From the listing below, tally the lines that include "JSON". Return only the total.

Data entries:

▼

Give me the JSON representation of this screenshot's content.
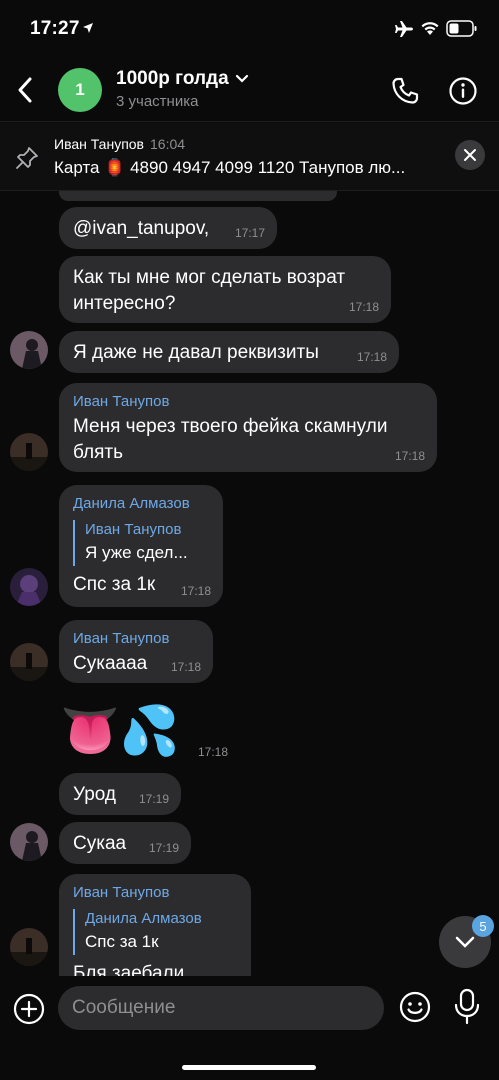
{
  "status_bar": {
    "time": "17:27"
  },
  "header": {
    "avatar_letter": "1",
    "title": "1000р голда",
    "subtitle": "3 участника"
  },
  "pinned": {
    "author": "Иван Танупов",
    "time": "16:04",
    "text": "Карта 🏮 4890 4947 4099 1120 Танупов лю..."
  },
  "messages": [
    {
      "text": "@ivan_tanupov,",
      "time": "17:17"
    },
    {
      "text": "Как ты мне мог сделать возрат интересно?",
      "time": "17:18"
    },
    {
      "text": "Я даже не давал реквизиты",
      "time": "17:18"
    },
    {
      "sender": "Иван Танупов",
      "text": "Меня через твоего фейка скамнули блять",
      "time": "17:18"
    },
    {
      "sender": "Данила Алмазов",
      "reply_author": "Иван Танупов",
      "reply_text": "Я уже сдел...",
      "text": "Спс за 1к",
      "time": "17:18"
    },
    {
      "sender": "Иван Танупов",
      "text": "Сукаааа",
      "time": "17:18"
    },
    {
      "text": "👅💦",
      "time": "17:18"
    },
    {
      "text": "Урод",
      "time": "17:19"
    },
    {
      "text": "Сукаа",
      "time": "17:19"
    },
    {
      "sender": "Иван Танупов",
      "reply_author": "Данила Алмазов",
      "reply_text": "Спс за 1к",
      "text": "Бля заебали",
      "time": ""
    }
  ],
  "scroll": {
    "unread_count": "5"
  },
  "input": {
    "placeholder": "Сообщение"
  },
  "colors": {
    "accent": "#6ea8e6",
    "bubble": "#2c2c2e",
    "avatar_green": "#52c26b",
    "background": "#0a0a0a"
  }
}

▲
▼

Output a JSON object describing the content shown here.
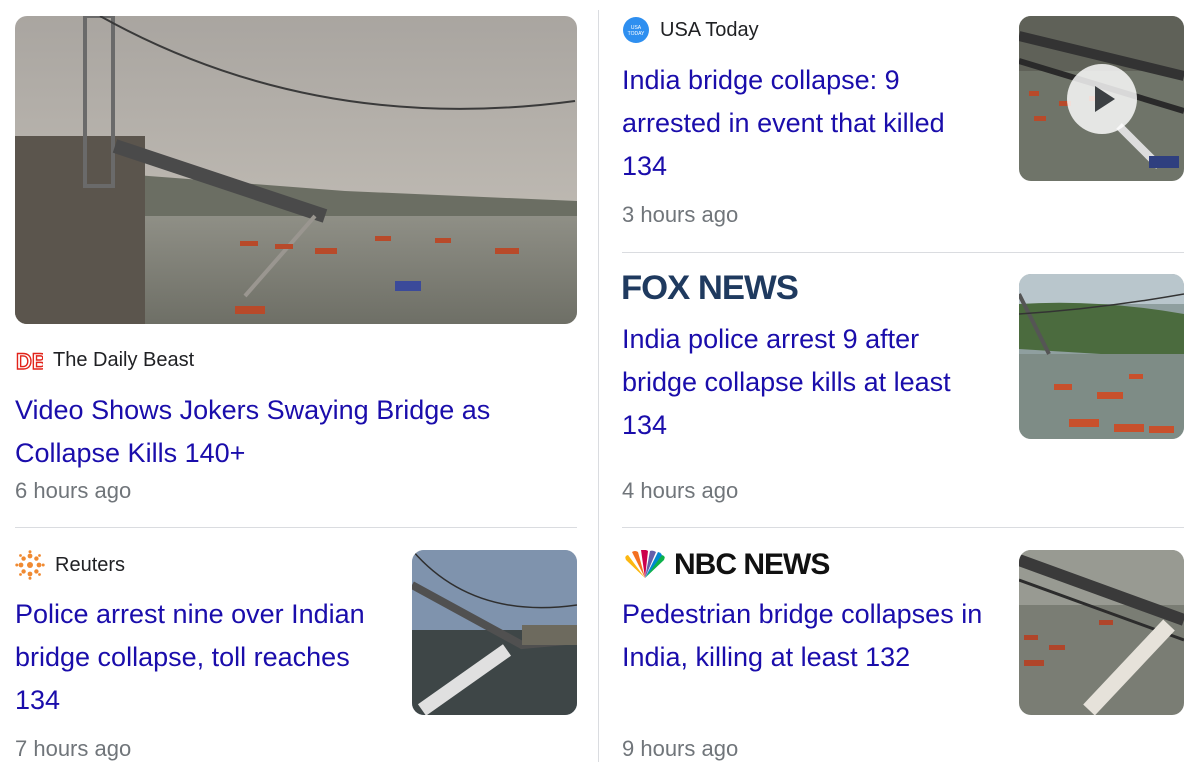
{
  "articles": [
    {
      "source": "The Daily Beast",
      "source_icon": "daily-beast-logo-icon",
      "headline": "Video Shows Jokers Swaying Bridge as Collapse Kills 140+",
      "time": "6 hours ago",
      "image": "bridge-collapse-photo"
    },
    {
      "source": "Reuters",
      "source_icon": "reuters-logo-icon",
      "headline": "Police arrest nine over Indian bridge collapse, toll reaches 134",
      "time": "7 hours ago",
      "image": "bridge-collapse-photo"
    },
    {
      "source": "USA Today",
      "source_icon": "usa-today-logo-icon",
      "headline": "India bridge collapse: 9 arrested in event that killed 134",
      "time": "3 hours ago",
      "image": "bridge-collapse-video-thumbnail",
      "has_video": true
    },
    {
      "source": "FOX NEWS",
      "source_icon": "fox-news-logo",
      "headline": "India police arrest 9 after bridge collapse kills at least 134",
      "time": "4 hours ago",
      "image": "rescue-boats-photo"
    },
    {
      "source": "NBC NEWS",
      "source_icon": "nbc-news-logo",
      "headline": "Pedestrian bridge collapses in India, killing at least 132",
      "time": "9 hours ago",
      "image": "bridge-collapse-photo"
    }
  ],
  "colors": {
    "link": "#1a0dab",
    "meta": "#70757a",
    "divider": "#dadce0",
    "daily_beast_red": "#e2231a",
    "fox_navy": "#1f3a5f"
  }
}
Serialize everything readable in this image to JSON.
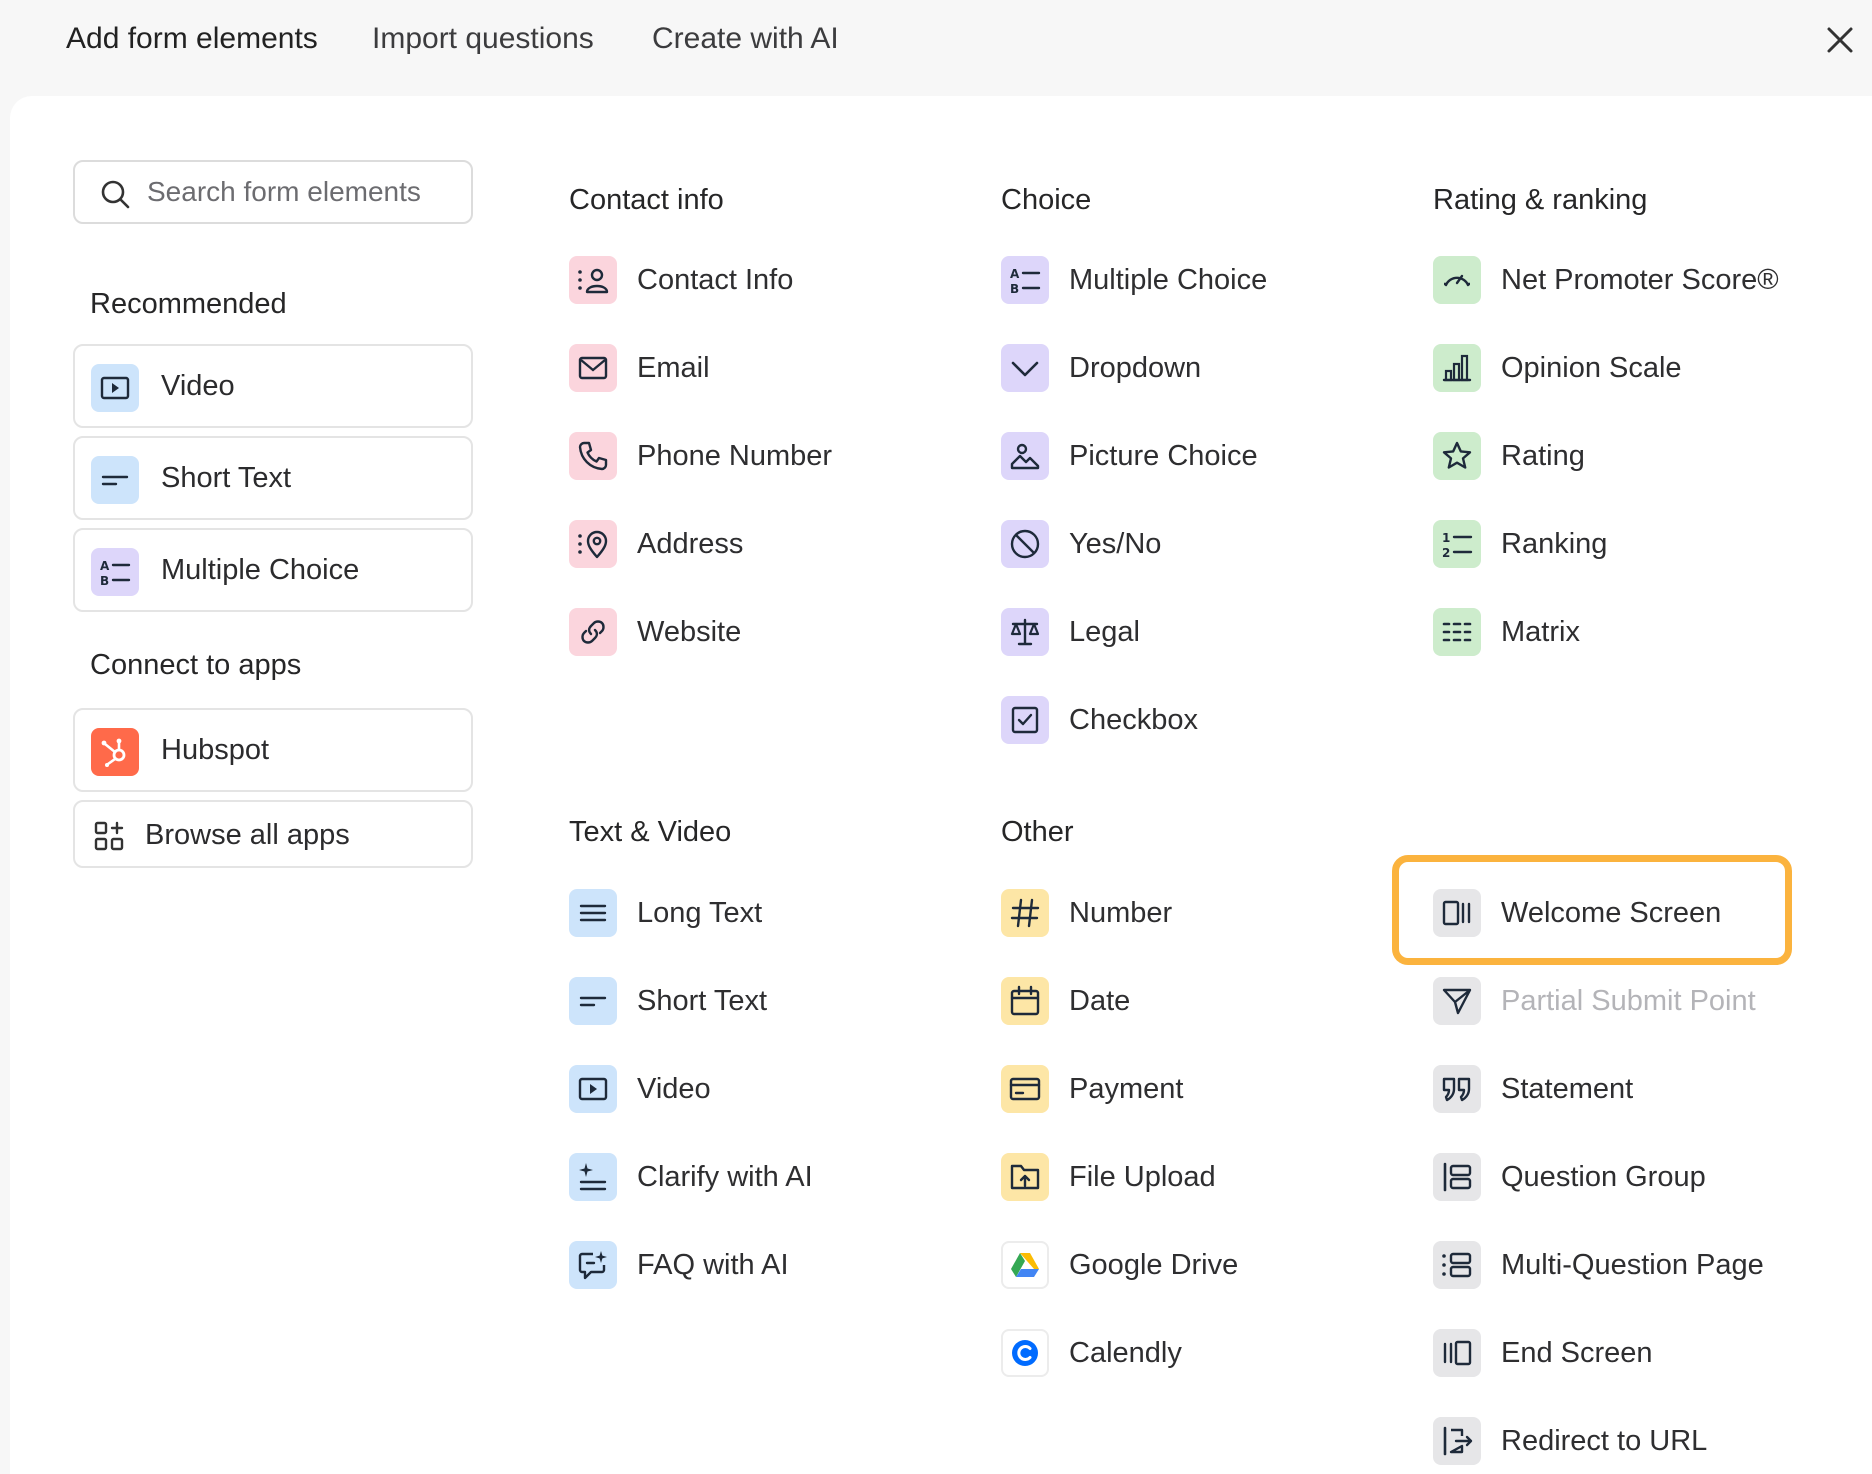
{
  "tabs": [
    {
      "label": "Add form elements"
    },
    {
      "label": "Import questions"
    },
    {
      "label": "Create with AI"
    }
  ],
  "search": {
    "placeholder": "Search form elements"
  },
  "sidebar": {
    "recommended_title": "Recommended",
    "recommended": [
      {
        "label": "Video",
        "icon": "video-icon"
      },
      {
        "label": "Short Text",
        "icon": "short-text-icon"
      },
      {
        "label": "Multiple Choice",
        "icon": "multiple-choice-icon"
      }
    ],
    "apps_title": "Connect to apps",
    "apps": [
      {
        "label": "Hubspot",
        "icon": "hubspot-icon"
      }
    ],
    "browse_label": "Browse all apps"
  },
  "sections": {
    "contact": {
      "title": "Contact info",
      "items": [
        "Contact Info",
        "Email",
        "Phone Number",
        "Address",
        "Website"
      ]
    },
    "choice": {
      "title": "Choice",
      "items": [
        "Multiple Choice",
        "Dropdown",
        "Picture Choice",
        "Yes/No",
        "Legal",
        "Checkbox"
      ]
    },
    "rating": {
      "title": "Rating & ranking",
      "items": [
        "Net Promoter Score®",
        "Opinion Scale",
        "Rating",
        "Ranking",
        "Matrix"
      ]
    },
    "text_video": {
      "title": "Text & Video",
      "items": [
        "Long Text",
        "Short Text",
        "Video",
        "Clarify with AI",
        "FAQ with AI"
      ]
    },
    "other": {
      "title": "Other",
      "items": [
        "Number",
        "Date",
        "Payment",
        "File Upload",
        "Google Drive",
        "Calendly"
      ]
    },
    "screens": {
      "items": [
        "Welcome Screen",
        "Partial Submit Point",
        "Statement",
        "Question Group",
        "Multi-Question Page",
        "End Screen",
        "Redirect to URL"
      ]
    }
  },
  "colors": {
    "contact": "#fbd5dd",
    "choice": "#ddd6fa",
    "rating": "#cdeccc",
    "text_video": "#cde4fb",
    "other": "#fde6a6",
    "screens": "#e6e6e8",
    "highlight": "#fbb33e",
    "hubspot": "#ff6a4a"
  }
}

▲
▼

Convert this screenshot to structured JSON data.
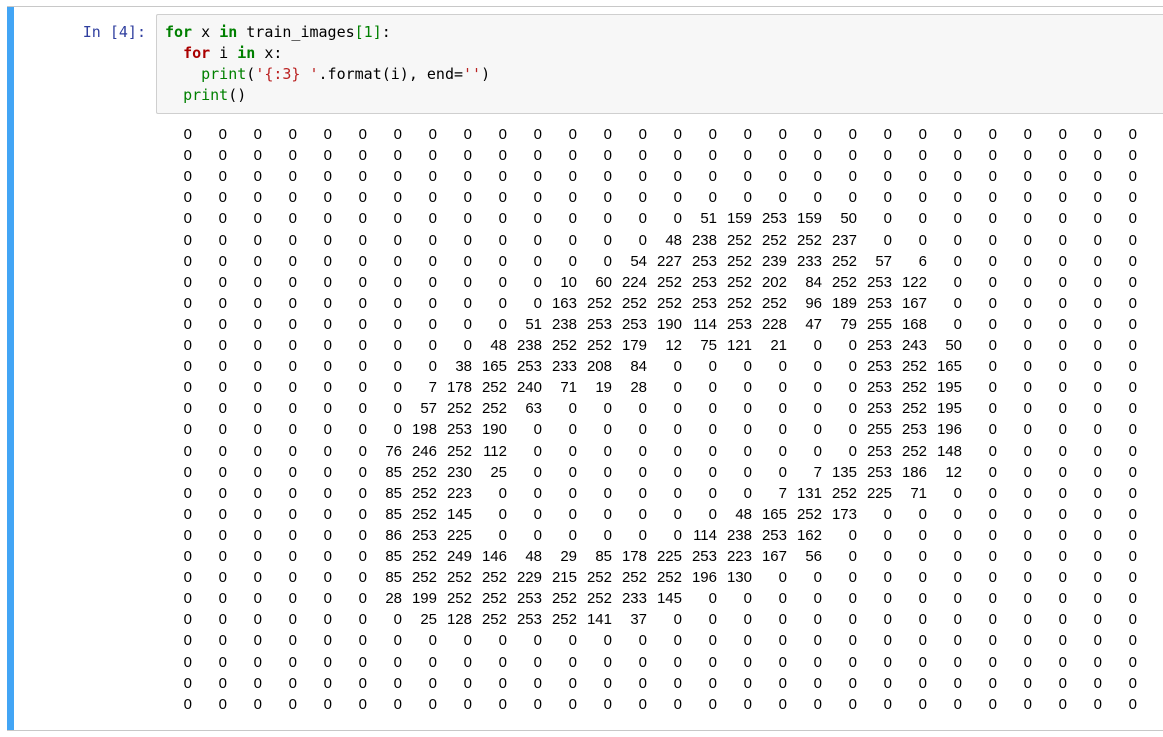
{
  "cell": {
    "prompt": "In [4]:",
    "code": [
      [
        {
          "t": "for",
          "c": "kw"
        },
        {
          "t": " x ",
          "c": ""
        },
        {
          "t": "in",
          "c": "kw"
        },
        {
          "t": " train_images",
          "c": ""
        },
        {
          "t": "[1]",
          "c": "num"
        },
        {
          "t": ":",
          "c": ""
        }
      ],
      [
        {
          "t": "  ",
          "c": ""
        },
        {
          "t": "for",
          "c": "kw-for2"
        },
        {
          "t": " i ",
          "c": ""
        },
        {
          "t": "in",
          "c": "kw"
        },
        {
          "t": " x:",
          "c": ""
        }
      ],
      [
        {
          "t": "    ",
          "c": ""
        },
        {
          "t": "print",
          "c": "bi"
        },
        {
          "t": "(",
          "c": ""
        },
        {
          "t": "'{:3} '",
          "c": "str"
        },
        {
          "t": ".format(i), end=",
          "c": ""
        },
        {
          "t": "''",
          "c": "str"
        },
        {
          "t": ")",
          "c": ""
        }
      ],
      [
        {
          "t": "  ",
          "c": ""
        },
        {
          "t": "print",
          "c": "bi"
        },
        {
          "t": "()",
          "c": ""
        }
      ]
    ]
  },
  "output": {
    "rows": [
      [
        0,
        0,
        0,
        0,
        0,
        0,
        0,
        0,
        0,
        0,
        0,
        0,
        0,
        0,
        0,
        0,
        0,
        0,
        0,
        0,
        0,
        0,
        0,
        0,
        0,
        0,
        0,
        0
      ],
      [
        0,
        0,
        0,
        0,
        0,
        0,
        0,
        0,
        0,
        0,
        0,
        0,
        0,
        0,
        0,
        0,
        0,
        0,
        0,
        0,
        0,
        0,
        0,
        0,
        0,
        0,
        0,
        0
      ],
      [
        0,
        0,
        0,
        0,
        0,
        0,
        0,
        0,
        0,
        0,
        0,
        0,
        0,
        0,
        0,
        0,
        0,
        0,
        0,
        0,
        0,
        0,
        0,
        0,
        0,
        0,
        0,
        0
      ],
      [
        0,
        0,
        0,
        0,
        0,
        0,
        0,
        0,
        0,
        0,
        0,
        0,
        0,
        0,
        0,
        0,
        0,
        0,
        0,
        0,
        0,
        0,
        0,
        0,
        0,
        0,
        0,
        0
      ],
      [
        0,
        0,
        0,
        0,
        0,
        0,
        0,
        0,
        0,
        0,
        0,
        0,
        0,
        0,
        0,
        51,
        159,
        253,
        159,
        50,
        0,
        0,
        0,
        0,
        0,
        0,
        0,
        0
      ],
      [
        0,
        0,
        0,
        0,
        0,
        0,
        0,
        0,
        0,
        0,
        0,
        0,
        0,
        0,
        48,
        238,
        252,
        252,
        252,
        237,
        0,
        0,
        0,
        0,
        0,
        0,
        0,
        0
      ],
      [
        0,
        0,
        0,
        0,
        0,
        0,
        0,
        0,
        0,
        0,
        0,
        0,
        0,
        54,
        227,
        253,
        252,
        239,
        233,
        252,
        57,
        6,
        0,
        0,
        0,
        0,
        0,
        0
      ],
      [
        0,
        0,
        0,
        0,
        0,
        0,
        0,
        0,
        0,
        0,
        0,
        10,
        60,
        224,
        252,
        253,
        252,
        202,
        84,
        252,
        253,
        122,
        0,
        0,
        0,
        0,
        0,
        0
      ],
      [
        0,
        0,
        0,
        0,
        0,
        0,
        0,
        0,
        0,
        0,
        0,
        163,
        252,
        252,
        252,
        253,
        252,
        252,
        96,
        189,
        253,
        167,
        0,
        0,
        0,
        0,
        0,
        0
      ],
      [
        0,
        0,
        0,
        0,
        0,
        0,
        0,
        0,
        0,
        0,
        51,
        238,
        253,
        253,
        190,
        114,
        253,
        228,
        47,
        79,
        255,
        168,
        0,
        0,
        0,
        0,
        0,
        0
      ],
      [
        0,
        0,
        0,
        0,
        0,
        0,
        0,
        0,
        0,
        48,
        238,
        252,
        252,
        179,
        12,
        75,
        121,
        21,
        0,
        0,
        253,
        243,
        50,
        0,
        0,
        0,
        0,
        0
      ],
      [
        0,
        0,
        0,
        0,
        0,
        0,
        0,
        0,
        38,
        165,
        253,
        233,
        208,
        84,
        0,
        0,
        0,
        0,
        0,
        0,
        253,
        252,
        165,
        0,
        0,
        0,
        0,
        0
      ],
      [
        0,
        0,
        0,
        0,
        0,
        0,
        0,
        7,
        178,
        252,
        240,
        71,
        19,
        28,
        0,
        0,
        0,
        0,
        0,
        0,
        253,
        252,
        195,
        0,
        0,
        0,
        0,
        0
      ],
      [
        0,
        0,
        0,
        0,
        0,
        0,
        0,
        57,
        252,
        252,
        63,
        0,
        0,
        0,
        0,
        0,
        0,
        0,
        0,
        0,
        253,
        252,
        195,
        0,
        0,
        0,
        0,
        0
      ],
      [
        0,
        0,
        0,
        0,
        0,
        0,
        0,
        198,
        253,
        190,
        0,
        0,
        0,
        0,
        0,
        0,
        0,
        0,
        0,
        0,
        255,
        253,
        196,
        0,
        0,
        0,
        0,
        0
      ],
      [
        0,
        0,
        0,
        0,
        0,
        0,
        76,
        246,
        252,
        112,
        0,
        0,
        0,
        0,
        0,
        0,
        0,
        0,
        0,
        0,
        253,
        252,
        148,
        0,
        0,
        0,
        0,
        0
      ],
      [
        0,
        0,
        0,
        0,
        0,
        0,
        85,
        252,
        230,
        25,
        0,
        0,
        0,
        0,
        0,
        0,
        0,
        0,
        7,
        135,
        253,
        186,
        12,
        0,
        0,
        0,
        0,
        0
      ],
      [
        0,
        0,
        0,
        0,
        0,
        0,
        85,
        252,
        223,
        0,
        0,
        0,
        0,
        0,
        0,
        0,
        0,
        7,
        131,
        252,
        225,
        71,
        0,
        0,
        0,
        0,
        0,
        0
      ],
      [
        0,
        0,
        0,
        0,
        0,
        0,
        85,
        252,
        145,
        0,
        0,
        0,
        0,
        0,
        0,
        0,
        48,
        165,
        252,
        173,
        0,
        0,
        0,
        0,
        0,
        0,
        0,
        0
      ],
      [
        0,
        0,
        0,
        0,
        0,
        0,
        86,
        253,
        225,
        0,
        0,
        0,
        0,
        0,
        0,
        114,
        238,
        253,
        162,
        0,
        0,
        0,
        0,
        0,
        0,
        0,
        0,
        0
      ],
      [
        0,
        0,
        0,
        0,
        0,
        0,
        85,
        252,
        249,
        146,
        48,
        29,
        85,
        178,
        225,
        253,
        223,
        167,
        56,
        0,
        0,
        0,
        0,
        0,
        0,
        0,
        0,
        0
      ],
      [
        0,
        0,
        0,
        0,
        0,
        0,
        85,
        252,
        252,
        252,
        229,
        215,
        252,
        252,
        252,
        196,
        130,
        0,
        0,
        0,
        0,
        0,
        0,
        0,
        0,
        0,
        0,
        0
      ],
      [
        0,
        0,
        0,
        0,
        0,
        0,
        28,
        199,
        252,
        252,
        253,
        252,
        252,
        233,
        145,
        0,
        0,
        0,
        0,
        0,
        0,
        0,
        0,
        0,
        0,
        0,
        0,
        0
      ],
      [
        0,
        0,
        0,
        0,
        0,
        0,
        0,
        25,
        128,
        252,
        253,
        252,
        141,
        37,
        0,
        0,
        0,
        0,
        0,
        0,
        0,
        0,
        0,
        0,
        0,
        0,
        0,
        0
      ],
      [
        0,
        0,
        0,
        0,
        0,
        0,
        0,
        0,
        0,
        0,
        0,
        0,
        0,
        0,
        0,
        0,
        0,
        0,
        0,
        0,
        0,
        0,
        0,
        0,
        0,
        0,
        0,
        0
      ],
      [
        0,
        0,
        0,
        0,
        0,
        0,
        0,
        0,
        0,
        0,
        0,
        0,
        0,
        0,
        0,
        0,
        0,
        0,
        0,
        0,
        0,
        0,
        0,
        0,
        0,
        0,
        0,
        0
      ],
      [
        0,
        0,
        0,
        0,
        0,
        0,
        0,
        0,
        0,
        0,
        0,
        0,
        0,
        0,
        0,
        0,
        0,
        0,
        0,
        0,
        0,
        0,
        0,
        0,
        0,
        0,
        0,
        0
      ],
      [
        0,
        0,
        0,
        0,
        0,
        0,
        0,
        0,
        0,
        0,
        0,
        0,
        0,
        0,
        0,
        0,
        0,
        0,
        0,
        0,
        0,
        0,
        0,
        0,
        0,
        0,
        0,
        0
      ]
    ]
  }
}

▲

**WRITTEN ANSWER**
4